(Do this): Pull out every line with the word "size" from the entries below.

━━━ Data section ━━━

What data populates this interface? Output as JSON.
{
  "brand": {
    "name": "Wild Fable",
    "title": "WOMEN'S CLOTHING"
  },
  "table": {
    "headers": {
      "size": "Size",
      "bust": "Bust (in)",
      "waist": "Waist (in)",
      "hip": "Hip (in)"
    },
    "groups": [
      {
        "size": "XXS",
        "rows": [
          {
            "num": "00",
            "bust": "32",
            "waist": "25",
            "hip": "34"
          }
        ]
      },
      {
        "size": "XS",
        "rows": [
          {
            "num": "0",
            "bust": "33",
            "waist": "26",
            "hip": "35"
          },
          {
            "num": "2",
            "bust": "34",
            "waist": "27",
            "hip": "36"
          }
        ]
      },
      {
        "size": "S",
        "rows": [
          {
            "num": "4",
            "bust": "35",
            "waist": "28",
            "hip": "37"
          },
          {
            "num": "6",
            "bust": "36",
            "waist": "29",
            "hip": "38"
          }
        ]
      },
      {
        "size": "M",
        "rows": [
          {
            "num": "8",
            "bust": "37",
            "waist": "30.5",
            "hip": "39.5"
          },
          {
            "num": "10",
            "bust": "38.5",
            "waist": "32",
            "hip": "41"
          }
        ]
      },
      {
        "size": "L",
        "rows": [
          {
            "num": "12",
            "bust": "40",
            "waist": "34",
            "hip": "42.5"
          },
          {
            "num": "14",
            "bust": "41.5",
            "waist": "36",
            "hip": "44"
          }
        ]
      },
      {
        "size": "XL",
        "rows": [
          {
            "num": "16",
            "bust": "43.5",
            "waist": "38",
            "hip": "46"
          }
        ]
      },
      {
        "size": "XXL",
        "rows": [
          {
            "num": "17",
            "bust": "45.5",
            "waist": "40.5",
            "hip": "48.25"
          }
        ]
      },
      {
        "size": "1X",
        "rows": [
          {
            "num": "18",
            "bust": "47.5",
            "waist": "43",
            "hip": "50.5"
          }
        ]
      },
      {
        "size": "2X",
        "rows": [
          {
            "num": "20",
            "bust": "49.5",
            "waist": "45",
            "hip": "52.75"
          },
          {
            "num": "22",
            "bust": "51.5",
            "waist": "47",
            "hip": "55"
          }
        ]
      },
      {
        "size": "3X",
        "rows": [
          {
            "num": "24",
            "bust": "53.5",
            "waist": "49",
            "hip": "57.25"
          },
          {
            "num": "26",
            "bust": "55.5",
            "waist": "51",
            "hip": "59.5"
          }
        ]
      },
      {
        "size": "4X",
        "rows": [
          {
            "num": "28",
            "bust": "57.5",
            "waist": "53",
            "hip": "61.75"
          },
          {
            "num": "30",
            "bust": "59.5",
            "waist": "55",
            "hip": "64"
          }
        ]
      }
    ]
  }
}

━━━

(Written solution):
      "size": "Size",
        "size": "XXS",
        "size": "XS",
        "size": "S",
        "size": "M",
        "size": "L",
        "size": "XL",
        "size": "XXL",
        "size": "1X",
        "size": "2X",
        "size": "3X",
        "size": "4X",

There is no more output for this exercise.